• [Short exercise]
All of the entries must be reproduced exactly, with no images carried over.
-*-
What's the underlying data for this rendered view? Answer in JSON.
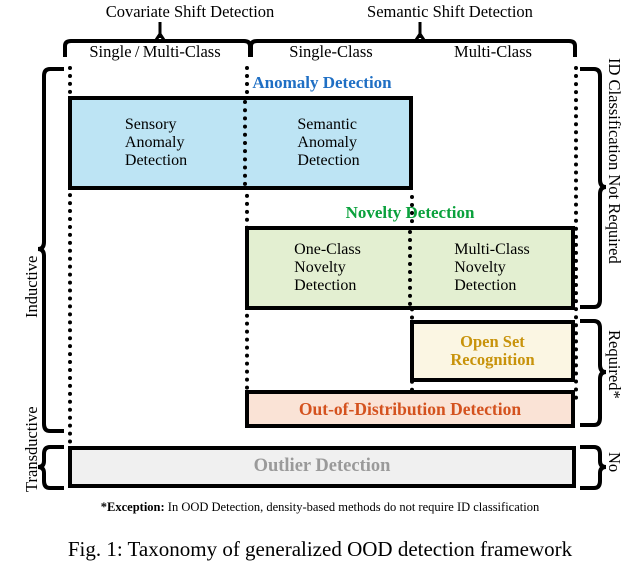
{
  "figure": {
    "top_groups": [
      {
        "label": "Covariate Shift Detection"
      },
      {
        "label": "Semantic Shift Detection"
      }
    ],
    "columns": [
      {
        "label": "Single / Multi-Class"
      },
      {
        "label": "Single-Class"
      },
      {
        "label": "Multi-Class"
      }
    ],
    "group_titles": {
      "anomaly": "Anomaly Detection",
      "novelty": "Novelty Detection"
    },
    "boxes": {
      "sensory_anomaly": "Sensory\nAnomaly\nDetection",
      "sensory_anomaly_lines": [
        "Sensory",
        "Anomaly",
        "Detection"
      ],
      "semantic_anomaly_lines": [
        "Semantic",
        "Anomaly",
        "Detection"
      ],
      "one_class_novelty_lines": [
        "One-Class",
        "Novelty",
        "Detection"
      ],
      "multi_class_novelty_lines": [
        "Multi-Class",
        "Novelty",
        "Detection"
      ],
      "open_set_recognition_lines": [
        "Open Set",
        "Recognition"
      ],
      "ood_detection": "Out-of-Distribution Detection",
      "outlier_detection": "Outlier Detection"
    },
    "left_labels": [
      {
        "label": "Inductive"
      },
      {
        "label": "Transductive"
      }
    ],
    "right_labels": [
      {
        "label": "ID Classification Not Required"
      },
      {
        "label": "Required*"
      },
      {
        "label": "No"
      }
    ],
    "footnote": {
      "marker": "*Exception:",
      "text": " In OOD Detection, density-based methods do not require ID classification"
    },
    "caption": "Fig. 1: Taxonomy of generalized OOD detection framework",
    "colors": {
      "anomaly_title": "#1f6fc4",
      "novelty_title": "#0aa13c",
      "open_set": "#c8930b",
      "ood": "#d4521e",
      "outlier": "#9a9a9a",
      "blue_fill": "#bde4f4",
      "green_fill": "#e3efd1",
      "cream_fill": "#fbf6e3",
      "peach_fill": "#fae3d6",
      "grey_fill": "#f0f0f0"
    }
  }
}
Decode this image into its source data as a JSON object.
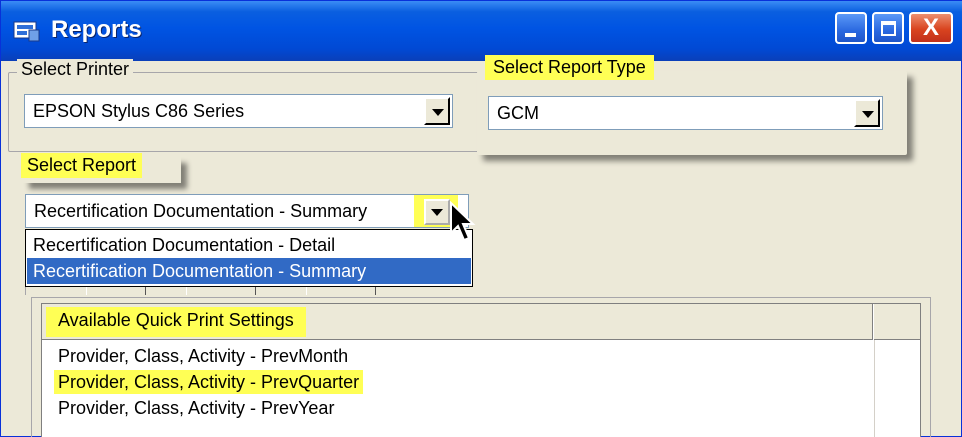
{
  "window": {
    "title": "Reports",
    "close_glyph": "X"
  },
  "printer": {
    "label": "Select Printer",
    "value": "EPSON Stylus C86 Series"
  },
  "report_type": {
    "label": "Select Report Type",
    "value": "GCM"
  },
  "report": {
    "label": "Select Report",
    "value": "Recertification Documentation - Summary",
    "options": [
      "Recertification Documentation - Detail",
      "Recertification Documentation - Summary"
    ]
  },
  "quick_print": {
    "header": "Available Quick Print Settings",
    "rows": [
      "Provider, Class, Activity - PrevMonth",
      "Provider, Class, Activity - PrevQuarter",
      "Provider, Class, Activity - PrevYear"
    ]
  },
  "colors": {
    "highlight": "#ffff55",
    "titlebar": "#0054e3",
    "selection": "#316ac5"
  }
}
-*-
• [Result for this exercise]
What's the underlying data for this rendered view? Answer in JSON.
{
  "figure": {
    "top_groups": [
      {
        "label": "Covariate Shift Detection"
      },
      {
        "label": "Semantic Shift Detection"
      }
    ],
    "columns": [
      {
        "label": "Single / Multi-Class"
      },
      {
        "label": "Single-Class"
      },
      {
        "label": "Multi-Class"
      }
    ],
    "group_titles": {
      "anomaly": "Anomaly Detection",
      "novelty": "Novelty Detection"
    },
    "boxes": {
      "sensory_anomaly": "Sensory\nAnomaly\nDetection",
      "sensory_anomaly_lines": [
        "Sensory",
        "Anomaly",
        "Detection"
      ],
      "semantic_anomaly_lines": [
        "Semantic",
        "Anomaly",
        "Detection"
      ],
      "one_class_novelty_lines": [
        "One-Class",
        "Novelty",
        "Detection"
      ],
      "multi_class_novelty_lines": [
        "Multi-Class",
        "Novelty",
        "Detection"
      ],
      "open_set_recognition_lines": [
        "Open Set",
        "Recognition"
      ],
      "ood_detection": "Out-of-Distribution Detection",
      "outlier_detection": "Outlier Detection"
    },
    "left_labels": [
      {
        "label": "Inductive"
      },
      {
        "label": "Transductive"
      }
    ],
    "right_labels": [
      {
        "label": "ID Classification Not Required"
      },
      {
        "label": "Required*"
      },
      {
        "label": "No"
      }
    ],
    "footnote": {
      "marker": "*Exception:",
      "text": " In OOD Detection, density-based methods do not require ID classification"
    },
    "caption": "Fig. 1: Taxonomy of generalized OOD detection framework",
    "colors": {
      "anomaly_title": "#1f6fc4",
      "novelty_title": "#0aa13c",
      "open_set": "#c8930b",
      "ood": "#d4521e",
      "outlier": "#9a9a9a",
      "blue_fill": "#bde4f4",
      "green_fill": "#e3efd1",
      "cream_fill": "#fbf6e3",
      "peach_fill": "#fae3d6",
      "grey_fill": "#f0f0f0"
    }
  }
}
Decode this image into its source data as a JSON object.
{
  "window": {
    "title": "Reports",
    "close_glyph": "X"
  },
  "printer": {
    "label": "Select Printer",
    "value": "EPSON Stylus C86 Series"
  },
  "report_type": {
    "label": "Select Report Type",
    "value": "GCM"
  },
  "report": {
    "label": "Select Report",
    "value": "Recertification Documentation - Summary",
    "options": [
      "Recertification Documentation - Detail",
      "Recertification Documentation - Summary"
    ]
  },
  "quick_print": {
    "header": "Available Quick Print Settings",
    "rows": [
      "Provider, Class, Activity - PrevMonth",
      "Provider, Class, Activity - PrevQuarter",
      "Provider, Class, Activity - PrevYear"
    ]
  },
  "colors": {
    "highlight": "#ffff55",
    "titlebar": "#0054e3",
    "selection": "#316ac5"
  }
}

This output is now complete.